▼▼▼

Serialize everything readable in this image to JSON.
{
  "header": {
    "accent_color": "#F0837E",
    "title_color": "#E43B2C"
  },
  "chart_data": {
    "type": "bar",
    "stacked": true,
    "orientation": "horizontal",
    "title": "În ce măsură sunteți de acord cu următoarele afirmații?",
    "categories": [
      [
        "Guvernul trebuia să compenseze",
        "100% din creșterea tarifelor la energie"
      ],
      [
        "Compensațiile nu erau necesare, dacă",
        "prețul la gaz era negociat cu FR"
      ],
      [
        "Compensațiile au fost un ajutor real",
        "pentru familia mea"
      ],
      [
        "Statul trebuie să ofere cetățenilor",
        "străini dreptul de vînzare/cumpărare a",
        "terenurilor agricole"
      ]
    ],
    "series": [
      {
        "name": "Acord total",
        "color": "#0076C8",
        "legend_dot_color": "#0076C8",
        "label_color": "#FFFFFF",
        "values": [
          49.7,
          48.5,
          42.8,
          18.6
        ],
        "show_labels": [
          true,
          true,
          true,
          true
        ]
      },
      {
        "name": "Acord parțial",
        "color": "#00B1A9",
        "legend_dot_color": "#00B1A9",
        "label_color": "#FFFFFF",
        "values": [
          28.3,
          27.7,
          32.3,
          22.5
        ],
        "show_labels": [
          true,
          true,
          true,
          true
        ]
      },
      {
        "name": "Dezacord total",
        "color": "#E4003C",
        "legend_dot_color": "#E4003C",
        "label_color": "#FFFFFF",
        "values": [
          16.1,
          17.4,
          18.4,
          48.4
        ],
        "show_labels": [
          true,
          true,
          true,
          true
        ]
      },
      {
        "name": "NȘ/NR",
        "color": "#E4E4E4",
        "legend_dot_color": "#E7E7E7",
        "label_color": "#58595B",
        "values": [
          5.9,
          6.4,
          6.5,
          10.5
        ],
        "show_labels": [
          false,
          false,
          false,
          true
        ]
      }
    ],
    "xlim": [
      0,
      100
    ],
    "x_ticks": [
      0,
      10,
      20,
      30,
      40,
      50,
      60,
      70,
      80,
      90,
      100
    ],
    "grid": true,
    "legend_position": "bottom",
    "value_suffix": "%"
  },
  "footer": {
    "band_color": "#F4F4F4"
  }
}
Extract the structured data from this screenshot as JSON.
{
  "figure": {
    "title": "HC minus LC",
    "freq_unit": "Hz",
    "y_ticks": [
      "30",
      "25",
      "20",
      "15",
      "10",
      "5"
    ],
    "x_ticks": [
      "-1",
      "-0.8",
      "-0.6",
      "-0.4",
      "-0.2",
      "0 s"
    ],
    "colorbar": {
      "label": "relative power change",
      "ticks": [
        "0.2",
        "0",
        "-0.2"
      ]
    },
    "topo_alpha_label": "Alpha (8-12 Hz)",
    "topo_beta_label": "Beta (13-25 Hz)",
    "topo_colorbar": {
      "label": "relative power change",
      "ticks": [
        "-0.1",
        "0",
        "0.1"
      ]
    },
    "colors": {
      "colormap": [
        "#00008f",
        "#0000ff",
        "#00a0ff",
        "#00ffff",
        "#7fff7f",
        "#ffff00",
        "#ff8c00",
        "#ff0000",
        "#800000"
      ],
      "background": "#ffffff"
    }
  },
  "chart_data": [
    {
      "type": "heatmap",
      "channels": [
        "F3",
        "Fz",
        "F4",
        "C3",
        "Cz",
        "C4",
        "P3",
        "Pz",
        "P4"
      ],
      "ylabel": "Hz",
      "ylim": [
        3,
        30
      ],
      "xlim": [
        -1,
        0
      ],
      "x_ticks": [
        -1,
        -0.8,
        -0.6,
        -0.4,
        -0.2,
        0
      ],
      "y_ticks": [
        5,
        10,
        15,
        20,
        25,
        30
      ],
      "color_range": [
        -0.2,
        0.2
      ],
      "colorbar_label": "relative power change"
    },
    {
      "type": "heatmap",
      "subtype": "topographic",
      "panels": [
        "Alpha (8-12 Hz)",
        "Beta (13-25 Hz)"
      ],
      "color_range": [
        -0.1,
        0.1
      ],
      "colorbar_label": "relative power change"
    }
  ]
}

▲▲▲

**Instruction**
Each line that has the word "this" counts once. How many such lines are in the data? Give the number alone.

**Exercise output**
2